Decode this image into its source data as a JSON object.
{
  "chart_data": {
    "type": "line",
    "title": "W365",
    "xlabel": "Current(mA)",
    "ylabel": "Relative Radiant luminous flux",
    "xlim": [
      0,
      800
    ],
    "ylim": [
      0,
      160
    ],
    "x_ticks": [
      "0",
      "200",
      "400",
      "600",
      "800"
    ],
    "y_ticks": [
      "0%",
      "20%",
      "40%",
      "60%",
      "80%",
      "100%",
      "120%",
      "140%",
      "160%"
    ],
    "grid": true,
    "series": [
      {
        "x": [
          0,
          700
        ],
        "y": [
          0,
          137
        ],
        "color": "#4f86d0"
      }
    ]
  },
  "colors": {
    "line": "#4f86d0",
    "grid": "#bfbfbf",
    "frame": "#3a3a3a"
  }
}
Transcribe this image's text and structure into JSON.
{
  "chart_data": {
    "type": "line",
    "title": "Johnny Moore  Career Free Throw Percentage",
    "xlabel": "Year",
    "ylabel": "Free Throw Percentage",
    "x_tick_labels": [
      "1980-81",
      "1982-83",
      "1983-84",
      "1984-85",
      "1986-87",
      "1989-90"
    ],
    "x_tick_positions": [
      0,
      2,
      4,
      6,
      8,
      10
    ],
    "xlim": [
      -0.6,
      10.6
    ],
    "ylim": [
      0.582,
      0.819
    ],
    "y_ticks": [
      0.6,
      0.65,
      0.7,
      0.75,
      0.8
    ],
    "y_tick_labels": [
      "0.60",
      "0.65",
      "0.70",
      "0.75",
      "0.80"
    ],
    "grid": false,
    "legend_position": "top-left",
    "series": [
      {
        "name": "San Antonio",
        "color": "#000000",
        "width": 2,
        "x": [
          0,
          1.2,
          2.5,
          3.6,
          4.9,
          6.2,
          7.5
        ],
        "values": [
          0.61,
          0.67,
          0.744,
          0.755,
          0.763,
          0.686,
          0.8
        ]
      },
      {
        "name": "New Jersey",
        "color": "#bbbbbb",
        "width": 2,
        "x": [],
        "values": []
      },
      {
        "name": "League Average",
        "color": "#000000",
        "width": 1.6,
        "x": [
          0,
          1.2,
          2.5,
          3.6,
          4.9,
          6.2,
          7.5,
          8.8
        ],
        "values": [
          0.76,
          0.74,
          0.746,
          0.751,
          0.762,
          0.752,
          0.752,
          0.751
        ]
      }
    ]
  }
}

==

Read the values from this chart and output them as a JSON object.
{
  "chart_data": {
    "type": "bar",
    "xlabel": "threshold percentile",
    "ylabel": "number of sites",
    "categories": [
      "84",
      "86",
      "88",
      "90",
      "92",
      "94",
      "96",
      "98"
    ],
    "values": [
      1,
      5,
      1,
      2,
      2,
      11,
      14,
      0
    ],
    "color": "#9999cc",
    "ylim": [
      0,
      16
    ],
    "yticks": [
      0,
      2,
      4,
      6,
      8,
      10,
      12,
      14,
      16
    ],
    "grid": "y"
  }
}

Set exercise
Looking at the records above, report how many lines contain the word "this". Answer with the number only.

Problem solution
3